■ PROBLEM TO SOLVE
Each entry needs to be reproduced verbatim.

■ TASK DATA
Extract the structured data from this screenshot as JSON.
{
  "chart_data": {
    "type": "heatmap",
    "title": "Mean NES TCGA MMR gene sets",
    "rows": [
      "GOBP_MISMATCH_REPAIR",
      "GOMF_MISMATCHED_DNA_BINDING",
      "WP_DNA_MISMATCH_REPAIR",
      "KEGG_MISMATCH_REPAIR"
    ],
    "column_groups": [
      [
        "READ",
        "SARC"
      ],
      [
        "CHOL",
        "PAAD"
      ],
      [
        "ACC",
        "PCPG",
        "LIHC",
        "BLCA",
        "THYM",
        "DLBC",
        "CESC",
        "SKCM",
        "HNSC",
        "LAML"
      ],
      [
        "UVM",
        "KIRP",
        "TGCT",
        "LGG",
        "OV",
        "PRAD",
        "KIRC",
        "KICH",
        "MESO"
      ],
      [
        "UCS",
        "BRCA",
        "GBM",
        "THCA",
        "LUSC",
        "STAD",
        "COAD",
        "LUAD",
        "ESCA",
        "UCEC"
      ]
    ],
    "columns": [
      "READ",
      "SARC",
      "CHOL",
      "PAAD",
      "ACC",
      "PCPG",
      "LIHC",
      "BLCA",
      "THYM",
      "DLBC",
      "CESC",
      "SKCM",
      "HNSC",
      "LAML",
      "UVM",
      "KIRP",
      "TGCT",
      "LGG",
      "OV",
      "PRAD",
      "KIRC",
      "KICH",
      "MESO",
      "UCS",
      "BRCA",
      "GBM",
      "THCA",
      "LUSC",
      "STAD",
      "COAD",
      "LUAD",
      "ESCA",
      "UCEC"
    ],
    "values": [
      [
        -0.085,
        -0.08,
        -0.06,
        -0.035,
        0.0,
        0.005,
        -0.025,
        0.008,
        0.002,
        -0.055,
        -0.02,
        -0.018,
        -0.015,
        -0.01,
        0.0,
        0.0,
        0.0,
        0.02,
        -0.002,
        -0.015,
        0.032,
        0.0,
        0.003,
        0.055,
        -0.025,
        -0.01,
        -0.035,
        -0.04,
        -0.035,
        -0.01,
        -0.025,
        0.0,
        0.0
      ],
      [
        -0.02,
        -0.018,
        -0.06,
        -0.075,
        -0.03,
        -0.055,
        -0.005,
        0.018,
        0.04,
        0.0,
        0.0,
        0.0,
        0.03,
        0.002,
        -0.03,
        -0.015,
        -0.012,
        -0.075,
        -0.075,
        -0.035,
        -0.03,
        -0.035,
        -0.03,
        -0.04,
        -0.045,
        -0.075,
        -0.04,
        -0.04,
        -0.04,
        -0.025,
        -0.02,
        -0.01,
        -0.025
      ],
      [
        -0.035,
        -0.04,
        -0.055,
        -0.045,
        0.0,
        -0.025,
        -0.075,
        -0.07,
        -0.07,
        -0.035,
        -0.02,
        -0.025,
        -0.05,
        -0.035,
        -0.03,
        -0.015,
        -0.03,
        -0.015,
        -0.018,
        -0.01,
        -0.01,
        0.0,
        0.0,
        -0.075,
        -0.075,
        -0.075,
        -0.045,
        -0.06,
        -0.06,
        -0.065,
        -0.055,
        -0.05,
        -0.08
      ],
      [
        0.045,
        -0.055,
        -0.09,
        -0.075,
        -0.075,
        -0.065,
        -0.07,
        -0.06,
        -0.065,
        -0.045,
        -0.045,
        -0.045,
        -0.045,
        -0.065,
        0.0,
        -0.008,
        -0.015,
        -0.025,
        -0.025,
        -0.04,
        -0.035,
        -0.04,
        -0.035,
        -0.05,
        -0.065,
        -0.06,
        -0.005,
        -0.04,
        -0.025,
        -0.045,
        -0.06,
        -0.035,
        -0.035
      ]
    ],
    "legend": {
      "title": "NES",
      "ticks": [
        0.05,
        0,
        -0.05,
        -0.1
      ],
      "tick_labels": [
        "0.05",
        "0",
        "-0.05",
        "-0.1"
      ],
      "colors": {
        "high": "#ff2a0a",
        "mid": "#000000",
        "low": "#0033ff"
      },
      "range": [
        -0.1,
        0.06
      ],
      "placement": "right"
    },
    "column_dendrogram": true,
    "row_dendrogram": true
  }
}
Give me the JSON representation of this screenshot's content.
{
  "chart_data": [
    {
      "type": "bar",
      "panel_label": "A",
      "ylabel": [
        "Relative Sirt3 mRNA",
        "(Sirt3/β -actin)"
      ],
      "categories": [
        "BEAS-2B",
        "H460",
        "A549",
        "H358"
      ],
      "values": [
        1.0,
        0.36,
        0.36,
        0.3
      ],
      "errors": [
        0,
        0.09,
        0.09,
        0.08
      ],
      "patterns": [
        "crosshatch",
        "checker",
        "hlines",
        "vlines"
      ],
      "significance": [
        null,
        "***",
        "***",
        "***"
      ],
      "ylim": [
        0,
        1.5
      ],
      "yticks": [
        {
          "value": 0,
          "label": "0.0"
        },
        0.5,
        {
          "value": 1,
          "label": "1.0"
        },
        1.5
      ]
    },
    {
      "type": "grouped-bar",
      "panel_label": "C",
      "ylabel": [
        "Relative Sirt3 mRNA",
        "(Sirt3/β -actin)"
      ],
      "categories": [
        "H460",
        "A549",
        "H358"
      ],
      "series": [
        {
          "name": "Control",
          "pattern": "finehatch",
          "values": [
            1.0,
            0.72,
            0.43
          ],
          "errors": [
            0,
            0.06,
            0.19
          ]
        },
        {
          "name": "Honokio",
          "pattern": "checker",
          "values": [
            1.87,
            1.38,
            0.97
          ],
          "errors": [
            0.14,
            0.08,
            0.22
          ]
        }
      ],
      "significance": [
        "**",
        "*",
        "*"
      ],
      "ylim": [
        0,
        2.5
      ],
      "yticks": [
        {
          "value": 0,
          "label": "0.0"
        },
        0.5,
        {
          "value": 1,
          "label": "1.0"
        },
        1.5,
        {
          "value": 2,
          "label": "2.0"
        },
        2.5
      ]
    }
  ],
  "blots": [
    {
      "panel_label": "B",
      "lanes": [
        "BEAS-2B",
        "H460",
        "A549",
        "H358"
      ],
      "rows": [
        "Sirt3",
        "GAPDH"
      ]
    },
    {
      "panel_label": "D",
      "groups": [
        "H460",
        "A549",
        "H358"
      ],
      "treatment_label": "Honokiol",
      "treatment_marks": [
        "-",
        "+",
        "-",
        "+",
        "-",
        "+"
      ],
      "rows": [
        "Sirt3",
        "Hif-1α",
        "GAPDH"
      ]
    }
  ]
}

■ TASK RESULT
Extract the structured data from this screenshot as JSON.
{
  "chart_data": {
    "type": "heatmap",
    "title": "Mean NES TCGA MMR gene sets",
    "rows": [
      "GOBP_MISMATCH_REPAIR",
      "GOMF_MISMATCHED_DNA_BINDING",
      "WP_DNA_MISMATCH_REPAIR",
      "KEGG_MISMATCH_REPAIR"
    ],
    "column_groups": [
      [
        "READ",
        "SARC"
      ],
      [
        "CHOL",
        "PAAD"
      ],
      [
        "ACC",
        "PCPG",
        "LIHC",
        "BLCA",
        "THYM",
        "DLBC",
        "CESC",
        "SKCM",
        "HNSC",
        "LAML"
      ],
      [
        "UVM",
        "KIRP",
        "TGCT",
        "LGG",
        "OV",
        "PRAD",
        "KIRC",
        "KICH",
        "MESO"
      ],
      [
        "UCS",
        "BRCA",
        "GBM",
        "THCA",
        "LUSC",
        "STAD",
        "COAD",
        "LUAD",
        "ESCA",
        "UCEC"
      ]
    ],
    "columns": [
      "READ",
      "SARC",
      "CHOL",
      "PAAD",
      "ACC",
      "PCPG",
      "LIHC",
      "BLCA",
      "THYM",
      "DLBC",
      "CESC",
      "SKCM",
      "HNSC",
      "LAML",
      "UVM",
      "KIRP",
      "TGCT",
      "LGG",
      "OV",
      "PRAD",
      "KIRC",
      "KICH",
      "MESO",
      "UCS",
      "BRCA",
      "GBM",
      "THCA",
      "LUSC",
      "STAD",
      "COAD",
      "LUAD",
      "ESCA",
      "UCEC"
    ],
    "values": [
      [
        -0.085,
        -0.08,
        -0.06,
        -0.035,
        0.0,
        0.005,
        -0.025,
        0.008,
        0.002,
        -0.055,
        -0.02,
        -0.018,
        -0.015,
        -0.01,
        0.0,
        0.0,
        0.0,
        0.02,
        -0.002,
        -0.015,
        0.032,
        0.0,
        0.003,
        0.055,
        -0.025,
        -0.01,
        -0.035,
        -0.04,
        -0.035,
        -0.01,
        -0.025,
        0.0,
        0.0
      ],
      [
        -0.02,
        -0.018,
        -0.06,
        -0.075,
        -0.03,
        -0.055,
        -0.005,
        0.018,
        0.04,
        0.0,
        0.0,
        0.0,
        0.03,
        0.002,
        -0.03,
        -0.015,
        -0.012,
        -0.075,
        -0.075,
        -0.035,
        -0.03,
        -0.035,
        -0.03,
        -0.04,
        -0.045,
        -0.075,
        -0.04,
        -0.04,
        -0.04,
        -0.025,
        -0.02,
        -0.01,
        -0.025
      ],
      [
        -0.035,
        -0.04,
        -0.055,
        -0.045,
        0.0,
        -0.025,
        -0.075,
        -0.07,
        -0.07,
        -0.035,
        -0.02,
        -0.025,
        -0.05,
        -0.035,
        -0.03,
        -0.015,
        -0.03,
        -0.015,
        -0.018,
        -0.01,
        -0.01,
        0.0,
        0.0,
        -0.075,
        -0.075,
        -0.075,
        -0.045,
        -0.06,
        -0.06,
        -0.065,
        -0.055,
        -0.05,
        -0.08
      ],
      [
        0.045,
        -0.055,
        -0.09,
        -0.075,
        -0.075,
        -0.065,
        -0.07,
        -0.06,
        -0.065,
        -0.045,
        -0.045,
        -0.045,
        -0.045,
        -0.065,
        0.0,
        -0.008,
        -0.015,
        -0.025,
        -0.025,
        -0.04,
        -0.035,
        -0.04,
        -0.035,
        -0.05,
        -0.065,
        -0.06,
        -0.005,
        -0.04,
        -0.025,
        -0.045,
        -0.06,
        -0.035,
        -0.035
      ]
    ],
    "legend": {
      "title": "NES",
      "ticks": [
        0.05,
        0,
        -0.05,
        -0.1
      ],
      "tick_labels": [
        "0.05",
        "0",
        "-0.05",
        "-0.1"
      ],
      "colors": {
        "high": "#ff2a0a",
        "mid": "#000000",
        "low": "#0033ff"
      },
      "range": [
        -0.1,
        0.06
      ],
      "placement": "right"
    },
    "column_dendrogram": true,
    "row_dendrogram": true
  }
}
Give me the JSON representation of this screenshot's content.
{
  "chart_data": [
    {
      "type": "bar",
      "panel_label": "A",
      "ylabel": [
        "Relative Sirt3 mRNA",
        "(Sirt3/β -actin)"
      ],
      "categories": [
        "BEAS-2B",
        "H460",
        "A549",
        "H358"
      ],
      "values": [
        1.0,
        0.36,
        0.36,
        0.3
      ],
      "errors": [
        0,
        0.09,
        0.09,
        0.08
      ],
      "patterns": [
        "crosshatch",
        "checker",
        "hlines",
        "vlines"
      ],
      "significance": [
        null,
        "***",
        "***",
        "***"
      ],
      "ylim": [
        0,
        1.5
      ],
      "yticks": [
        {
          "value": 0,
          "label": "0.0"
        },
        0.5,
        {
          "value": 1,
          "label": "1.0"
        },
        1.5
      ]
    },
    {
      "type": "grouped-bar",
      "panel_label": "C",
      "ylabel": [
        "Relative Sirt3 mRNA",
        "(Sirt3/β -actin)"
      ],
      "categories": [
        "H460",
        "A549",
        "H358"
      ],
      "series": [
        {
          "name": "Control",
          "pattern": "finehatch",
          "values": [
            1.0,
            0.72,
            0.43
          ],
          "errors": [
            0,
            0.06,
            0.19
          ]
        },
        {
          "name": "Honokio",
          "pattern": "checker",
          "values": [
            1.87,
            1.38,
            0.97
          ],
          "errors": [
            0.14,
            0.08,
            0.22
          ]
        }
      ],
      "significance": [
        "**",
        "*",
        "*"
      ],
      "ylim": [
        0,
        2.5
      ],
      "yticks": [
        {
          "value": 0,
          "label": "0.0"
        },
        0.5,
        {
          "value": 1,
          "label": "1.0"
        },
        1.5,
        {
          "value": 2,
          "label": "2.0"
        },
        2.5
      ]
    }
  ],
  "blots": [
    {
      "panel_label": "B",
      "lanes": [
        "BEAS-2B",
        "H460",
        "A549",
        "H358"
      ],
      "rows": [
        "Sirt3",
        "GAPDH"
      ]
    },
    {
      "panel_label": "D",
      "groups": [
        "H460",
        "A549",
        "H358"
      ],
      "treatment_label": "Honokiol",
      "treatment_marks": [
        "-",
        "+",
        "-",
        "+",
        "-",
        "+"
      ],
      "rows": [
        "Sirt3",
        "Hif-1α",
        "GAPDH"
      ]
    }
  ]
}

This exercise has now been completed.